▸ WORK TO COMPLETE
Which lines contain the word "name"? Return each of them as written.

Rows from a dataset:
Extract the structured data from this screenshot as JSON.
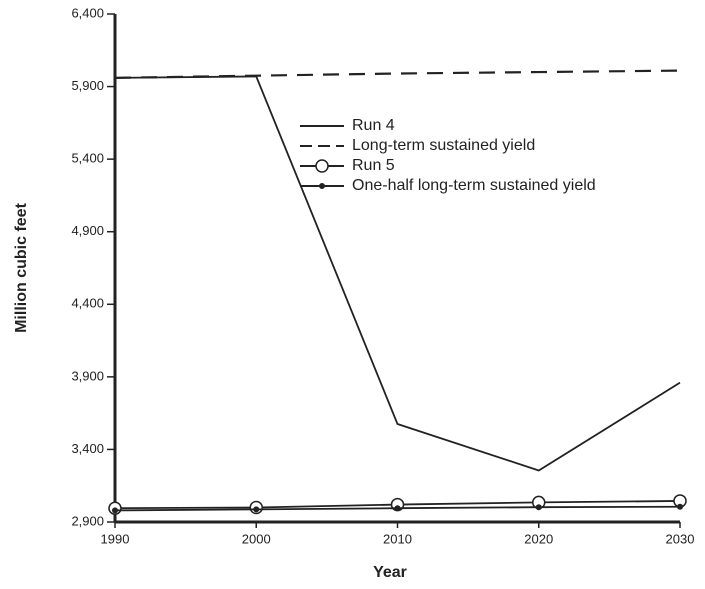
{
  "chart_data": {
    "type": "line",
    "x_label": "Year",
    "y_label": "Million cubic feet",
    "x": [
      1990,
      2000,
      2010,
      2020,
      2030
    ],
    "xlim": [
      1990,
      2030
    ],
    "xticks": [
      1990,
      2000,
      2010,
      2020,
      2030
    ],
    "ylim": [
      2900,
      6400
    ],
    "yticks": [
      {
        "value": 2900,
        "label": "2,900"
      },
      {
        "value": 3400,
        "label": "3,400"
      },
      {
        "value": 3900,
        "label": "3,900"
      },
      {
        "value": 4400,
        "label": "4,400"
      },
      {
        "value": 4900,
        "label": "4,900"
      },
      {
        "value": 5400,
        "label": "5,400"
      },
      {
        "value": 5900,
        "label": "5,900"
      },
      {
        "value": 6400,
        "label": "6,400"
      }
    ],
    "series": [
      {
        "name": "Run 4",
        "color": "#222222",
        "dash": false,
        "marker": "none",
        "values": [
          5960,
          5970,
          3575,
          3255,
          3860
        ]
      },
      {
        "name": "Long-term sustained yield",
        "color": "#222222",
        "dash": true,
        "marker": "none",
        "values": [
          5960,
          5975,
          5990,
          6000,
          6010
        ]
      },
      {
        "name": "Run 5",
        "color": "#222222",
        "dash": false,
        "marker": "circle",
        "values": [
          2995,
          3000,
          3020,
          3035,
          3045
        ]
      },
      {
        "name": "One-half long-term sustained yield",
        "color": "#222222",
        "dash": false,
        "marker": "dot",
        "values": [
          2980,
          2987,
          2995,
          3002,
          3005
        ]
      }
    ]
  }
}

...

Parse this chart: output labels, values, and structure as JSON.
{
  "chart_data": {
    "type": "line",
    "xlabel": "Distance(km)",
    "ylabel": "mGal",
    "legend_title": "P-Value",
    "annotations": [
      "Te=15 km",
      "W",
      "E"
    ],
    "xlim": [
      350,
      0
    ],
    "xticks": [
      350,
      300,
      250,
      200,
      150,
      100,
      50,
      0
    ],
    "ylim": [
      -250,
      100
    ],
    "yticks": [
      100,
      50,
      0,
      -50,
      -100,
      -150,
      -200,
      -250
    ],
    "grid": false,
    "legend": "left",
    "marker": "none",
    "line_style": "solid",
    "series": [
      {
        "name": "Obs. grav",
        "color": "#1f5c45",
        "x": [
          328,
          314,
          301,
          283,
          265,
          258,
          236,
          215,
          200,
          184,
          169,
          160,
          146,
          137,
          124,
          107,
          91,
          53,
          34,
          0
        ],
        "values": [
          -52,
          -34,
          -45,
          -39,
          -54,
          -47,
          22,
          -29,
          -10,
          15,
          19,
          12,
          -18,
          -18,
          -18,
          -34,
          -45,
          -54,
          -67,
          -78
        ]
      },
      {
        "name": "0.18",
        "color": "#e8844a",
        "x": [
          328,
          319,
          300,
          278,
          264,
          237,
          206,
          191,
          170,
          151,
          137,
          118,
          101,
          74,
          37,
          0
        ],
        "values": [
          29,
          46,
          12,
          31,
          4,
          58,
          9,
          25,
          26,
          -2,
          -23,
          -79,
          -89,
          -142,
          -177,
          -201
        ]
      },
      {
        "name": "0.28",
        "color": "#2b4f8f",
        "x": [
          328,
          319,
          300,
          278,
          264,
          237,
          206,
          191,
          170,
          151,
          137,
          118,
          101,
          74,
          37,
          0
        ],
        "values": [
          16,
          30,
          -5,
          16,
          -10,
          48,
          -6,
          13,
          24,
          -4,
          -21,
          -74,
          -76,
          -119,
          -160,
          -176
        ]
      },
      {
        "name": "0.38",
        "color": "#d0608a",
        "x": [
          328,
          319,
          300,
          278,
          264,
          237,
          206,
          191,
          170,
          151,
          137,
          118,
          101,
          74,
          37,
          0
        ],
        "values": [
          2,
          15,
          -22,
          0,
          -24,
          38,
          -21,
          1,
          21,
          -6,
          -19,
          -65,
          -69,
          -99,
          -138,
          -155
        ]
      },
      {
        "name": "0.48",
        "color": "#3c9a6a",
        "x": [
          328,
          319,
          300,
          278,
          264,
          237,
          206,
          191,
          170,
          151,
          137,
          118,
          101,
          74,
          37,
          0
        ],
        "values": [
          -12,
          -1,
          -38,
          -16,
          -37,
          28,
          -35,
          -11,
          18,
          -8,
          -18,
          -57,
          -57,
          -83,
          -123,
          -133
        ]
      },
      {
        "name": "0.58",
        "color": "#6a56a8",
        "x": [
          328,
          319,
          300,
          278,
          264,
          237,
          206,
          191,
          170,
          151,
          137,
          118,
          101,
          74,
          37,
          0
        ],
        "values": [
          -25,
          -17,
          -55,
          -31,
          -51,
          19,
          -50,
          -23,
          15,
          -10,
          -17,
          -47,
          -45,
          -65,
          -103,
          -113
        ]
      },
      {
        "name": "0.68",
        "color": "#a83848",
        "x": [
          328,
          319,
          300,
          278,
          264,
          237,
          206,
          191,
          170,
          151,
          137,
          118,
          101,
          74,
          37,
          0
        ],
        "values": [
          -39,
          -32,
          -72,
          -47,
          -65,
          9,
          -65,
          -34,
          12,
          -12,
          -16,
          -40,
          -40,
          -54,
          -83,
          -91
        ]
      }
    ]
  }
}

▸ RIGHT ANSWER
        "name": "Run 4",
        "name": "Long-term sustained yield",
        "name": "Run 5",
        "name": "One-half long-term sustained yield",
        "name": "Obs. grav",
        "name": "0.18",
        "name": "0.28",
        "name": "0.38",
        "name": "0.48",
        "name": "0.58",
        "name": "0.68",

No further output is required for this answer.